▸ **What you will do**
Every record must be repeated exactly; omit any pictures they contain.

☆ ☆ ☆ ☆ ☆

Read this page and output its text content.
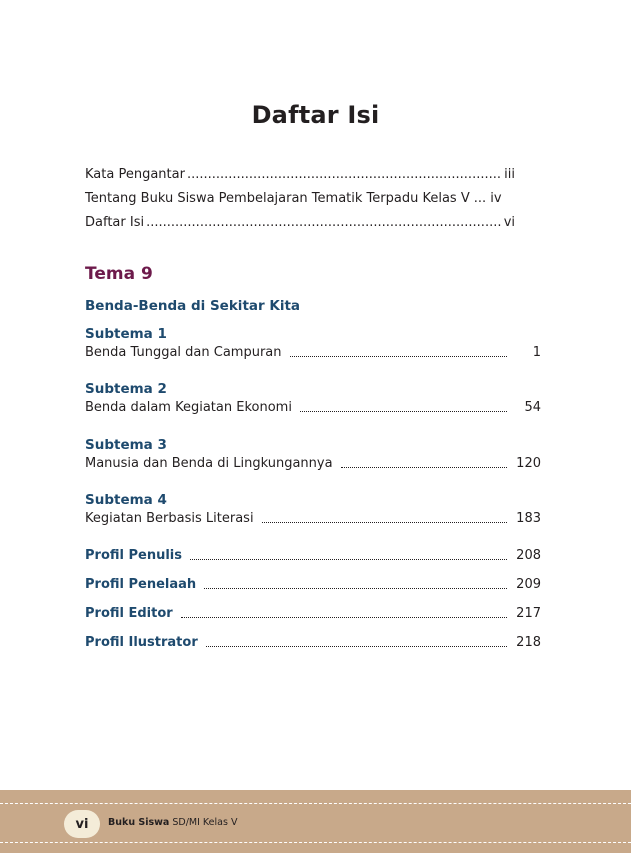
Daftar Isi
Kata Pengantar .....	iii
Tentang Buku Siswa Pembelajaran Tematik Terpadu Kelas V ... iv
Daftar Isi .....	vi
Tema 9
Benda-Benda di Sekitar Kita
Subtema 1
Benda Tunggal dan Campuran	1
Subtema 2
Benda dalam Kegiatan Ekonomi	54
Subtema 3
Manusia dan Benda di Lingkungannya	120
Subtema 4
Kegiatan Berbasis Literasi	183
Profil Penulis	208
Profil Penelaah	209
Profil Editor	217
Profil Ilustrator	218
vi	Buku Siswa SD/MI Kelas V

☆ ☆ ☆ ☆ ☆

▸ **Solution to this problem**
Read this page and output its text content.
Daftar Isi
Kata Pengantar .....	iii
Tentang Buku Siswa Pembelajaran Tematik Terpadu Kelas V ... iv
Daftar Isi .....	vi
Tema 9
Benda-Benda di Sekitar Kita
Subtema 1
Benda Tunggal dan Campuran	1
Subtema 2
Benda dalam Kegiatan Ekonomi	54
Subtema 3
Manusia dan Benda di Lingkungannya	120
Subtema 4
Kegiatan Berbasis Literasi	183
Profil Penulis	208
Profil Penelaah	209
Profil Editor	217
Profil Ilustrator	218
vi	Buku Siswa SD/MI Kelas V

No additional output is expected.